TASK: Copy every line of the records below without changing any character, and leave out the pictures.

ITEMS:
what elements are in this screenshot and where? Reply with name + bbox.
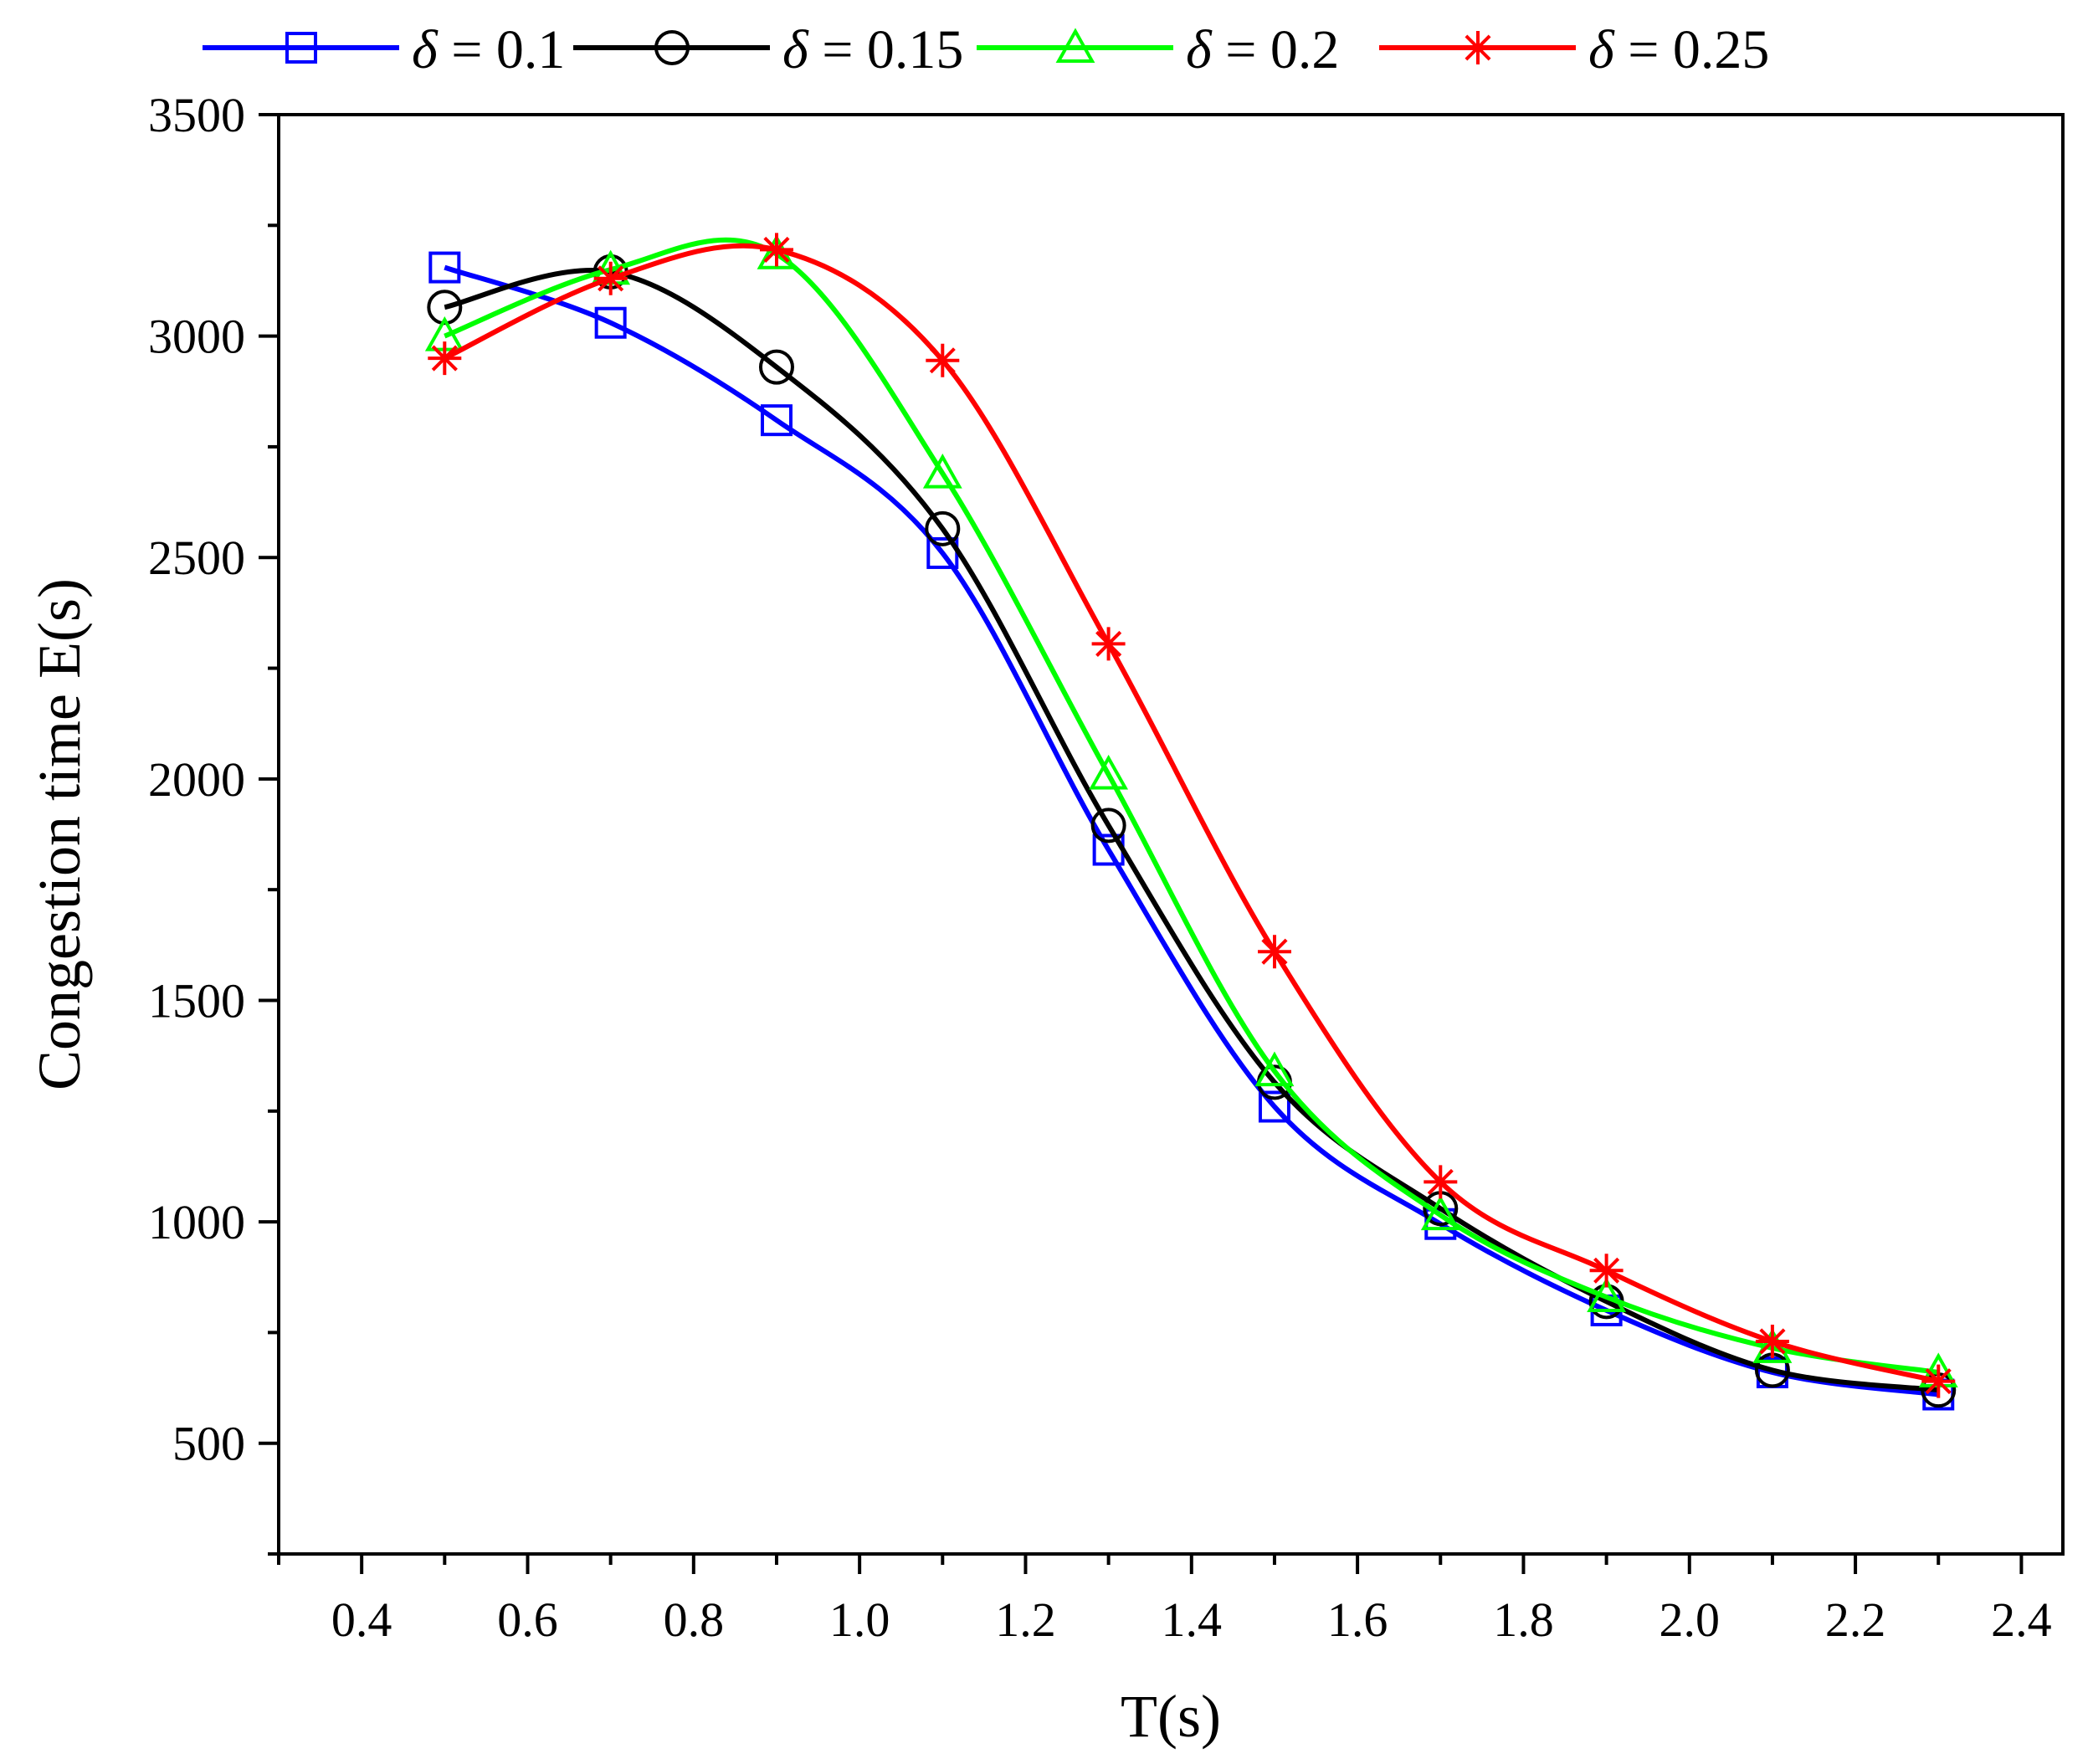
- data-point: [760, 404, 793, 437]
- legend-label: δ = 0.1: [412, 19, 565, 80]
- legend-symbol: δ: [1588, 19, 1615, 80]
- data-point: [1254, 1051, 1295, 1087]
- y-tick-label: 2500: [148, 531, 245, 585]
- data-point: [1091, 627, 1126, 661]
- y-tick-label: 2000: [148, 752, 245, 807]
- x-tick-label: 1.2: [995, 1592, 1056, 1647]
- x-tick-label: 0.6: [497, 1592, 558, 1647]
- x-axis-title: T(s): [1121, 1683, 1221, 1750]
- series-line: [444, 264, 1939, 1397]
- plot-frame: [277, 113, 2065, 1556]
- data-point: [1587, 1277, 1627, 1313]
- data-point: [925, 510, 961, 546]
- legend-label: δ = 0.15: [782, 19, 963, 80]
- legend-marker: [285, 32, 317, 64]
- x-tick-label: 1.0: [829, 1592, 890, 1647]
- x-tick-label: 2.0: [1660, 1592, 1721, 1647]
- plot-area: [279, 115, 2063, 1554]
- series-line: [444, 237, 1939, 1375]
- data-point: [428, 341, 462, 376]
- y-tick-label: 500: [172, 1417, 245, 1471]
- legend-value: = 0.1: [438, 19, 566, 80]
- data-point: [1420, 1195, 1460, 1231]
- x-tick-label: 2.2: [1825, 1592, 1886, 1647]
- legend-symbol: δ: [1186, 19, 1213, 80]
- legend-marker: [654, 30, 690, 65]
- series-line: [444, 243, 1939, 1384]
- x-tick-label: 1.6: [1327, 1592, 1388, 1647]
- x-tick-label: 0.8: [664, 1592, 725, 1647]
- data-point: [760, 233, 793, 267]
- x-tick-label: 0.4: [331, 1592, 392, 1647]
- legend: δ = 0.1 δ = 0.15 δ = 0.2 δ = 0.25: [203, 19, 1769, 80]
- legend-entry: δ = 0.25: [1379, 19, 1769, 80]
- legend-entry: δ = 0.1: [203, 19, 565, 80]
- data-point: [1424, 1165, 1458, 1199]
- legend-value: = 0.2: [1212, 19, 1340, 80]
- y-tick-label: 1000: [148, 1195, 245, 1249]
- data-point: [1258, 935, 1291, 969]
- series-layer: [424, 233, 1958, 1411]
- legend-symbol: δ: [412, 19, 439, 80]
- legend-symbol: δ: [782, 19, 809, 80]
- data-point: [427, 290, 463, 326]
- legend-value: = 0.25: [1614, 19, 1770, 80]
- data-point: [1258, 1090, 1290, 1123]
- legend-marker: [1055, 28, 1095, 63]
- x-tick-label: 1.8: [1493, 1592, 1554, 1647]
- series-4: [428, 233, 1956, 1398]
- data-point: [1755, 1325, 1789, 1358]
- x-tick-labels: 0.4 0.6 0.8 1.0 1.2 1.4 1.6 1.8 2.0 2.2 2.4: [331, 1592, 2052, 1647]
- data-point: [926, 343, 960, 377]
- data-point: [594, 306, 627, 339]
- data-point: [593, 261, 628, 295]
- data-point: [1089, 754, 1129, 790]
- legend-entry: δ = 0.2: [977, 19, 1339, 80]
- y-axis-title: Congestion time E(s): [26, 578, 93, 1090]
- x-tick-label: 2.4: [1991, 1592, 2052, 1647]
- data-point: [758, 349, 794, 385]
- legend-value: = 0.15: [808, 19, 964, 80]
- series-line: [444, 268, 1939, 1393]
- data-point: [1090, 808, 1126, 844]
- x-tick-label: 1.4: [1162, 1592, 1223, 1647]
- data-point: [1921, 1364, 1956, 1398]
- legend-label: δ = 0.2: [1186, 19, 1339, 80]
- y-tick-label: 1500: [148, 973, 245, 1028]
- y-tick-label: 3000: [148, 310, 245, 364]
- legend-marker: [1461, 31, 1495, 64]
- legend-entry: δ = 0.15: [573, 19, 963, 80]
- axis-ticks: [259, 113, 2024, 1574]
- y-tick-labels: 500 1000 1500 2000 2500 3000 3500: [148, 88, 245, 1471]
- data-point: [1589, 1254, 1624, 1288]
- y-tick-label: 3500: [148, 88, 245, 142]
- data-point: [922, 454, 962, 489]
- data-point: [428, 251, 461, 284]
- legend-label: δ = 0.25: [1588, 19, 1769, 80]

THE COMPLETED TASK:
what elements are in this screenshot and where? Reply with name + bbox.
- data-point: [760, 404, 793, 437]
- legend-label: δ = 0.1: [412, 19, 565, 80]
- legend-symbol: δ: [1588, 19, 1615, 80]
- data-point: [1254, 1051, 1295, 1087]
- y-tick-label: 2500: [148, 531, 245, 585]
- data-point: [1091, 627, 1126, 661]
- y-tick-label: 2000: [148, 752, 245, 807]
- x-tick-label: 1.2: [995, 1592, 1056, 1647]
- x-tick-label: 0.6: [497, 1592, 558, 1647]
- x-axis-title: T(s): [1121, 1683, 1221, 1750]
- series-line: [444, 264, 1939, 1397]
- plot-frame: [277, 113, 2065, 1556]
- data-point: [1587, 1277, 1627, 1313]
- data-point: [925, 510, 961, 546]
- legend-label: δ = 0.15: [782, 19, 963, 80]
- legend-marker: [285, 32, 317, 64]
- x-tick-label: 1.0: [829, 1592, 890, 1647]
- x-tick-label: 2.0: [1660, 1592, 1721, 1647]
- plot-area: [279, 115, 2063, 1554]
- series-line: [444, 237, 1939, 1375]
- data-point: [428, 341, 462, 376]
- y-tick-label: 500: [172, 1417, 245, 1471]
- legend-value: = 0.1: [438, 19, 566, 80]
- data-point: [1420, 1195, 1460, 1231]
- x-tick-label: 2.2: [1825, 1592, 1886, 1647]
- legend-symbol: δ: [1186, 19, 1213, 80]
- legend-marker: [654, 30, 690, 65]
- series-line: [444, 243, 1939, 1384]
- x-tick-label: 1.6: [1327, 1592, 1388, 1647]
- x-tick-label: 0.8: [664, 1592, 725, 1647]
- data-point: [760, 233, 793, 267]
- x-tick-label: 0.4: [331, 1592, 392, 1647]
- legend: δ = 0.1 δ = 0.15 δ = 0.2 δ = 0.25: [203, 19, 1769, 80]
- legend-entry: δ = 0.25: [1379, 19, 1769, 80]
- legend-entry: δ = 0.1: [203, 19, 565, 80]
- data-point: [1424, 1165, 1458, 1199]
- legend-value: = 0.2: [1212, 19, 1340, 80]
- y-tick-label: 1000: [148, 1195, 245, 1249]
- data-point: [1258, 935, 1291, 969]
- series-layer: [424, 233, 1958, 1411]
- legend-symbol: δ: [412, 19, 439, 80]
- legend-symbol: δ: [782, 19, 809, 80]
- data-point: [427, 290, 463, 326]
- legend-value: = 0.25: [1614, 19, 1770, 80]
- data-point: [1258, 1090, 1290, 1123]
- legend-marker: [1055, 28, 1095, 63]
- x-tick-label: 1.8: [1493, 1592, 1554, 1647]
- series-4: [428, 233, 1956, 1398]
- data-point: [1755, 1325, 1789, 1358]
- x-tick-labels: 0.4 0.6 0.8 1.0 1.2 1.4 1.6 1.8 2.0 2.2 2.4: [331, 1592, 2052, 1647]
- data-point: [926, 343, 960, 377]
- data-point: [594, 306, 627, 339]
- data-point: [593, 261, 628, 295]
- data-point: [1089, 754, 1129, 790]
- legend-entry: δ = 0.2: [977, 19, 1339, 80]
- y-axis-title: Congestion time E(s): [26, 578, 93, 1090]
- x-tick-label: 2.4: [1991, 1592, 2052, 1647]
- data-point: [758, 349, 794, 385]
- legend-value: = 0.15: [808, 19, 964, 80]
- series-line: [444, 268, 1939, 1393]
- data-point: [1090, 808, 1126, 844]
- x-tick-label: 1.4: [1162, 1592, 1223, 1647]
- data-point: [1921, 1364, 1956, 1398]
- legend-label: δ = 0.2: [1186, 19, 1339, 80]
- y-tick-label: 1500: [148, 973, 245, 1028]
- y-tick-label: 3000: [148, 310, 245, 364]
- legend-marker: [1461, 31, 1495, 64]
- legend-entry: δ = 0.15: [573, 19, 963, 80]
- axis-ticks: [259, 113, 2024, 1574]
- y-tick-labels: 500 1000 1500 2000 2500 3000 3500: [148, 88, 245, 1471]
- data-point: [1589, 1254, 1624, 1288]
- y-tick-label: 3500: [148, 88, 245, 142]
- data-point: [922, 454, 962, 489]
- data-point: [428, 251, 461, 284]
- legend-label: δ = 0.25: [1588, 19, 1769, 80]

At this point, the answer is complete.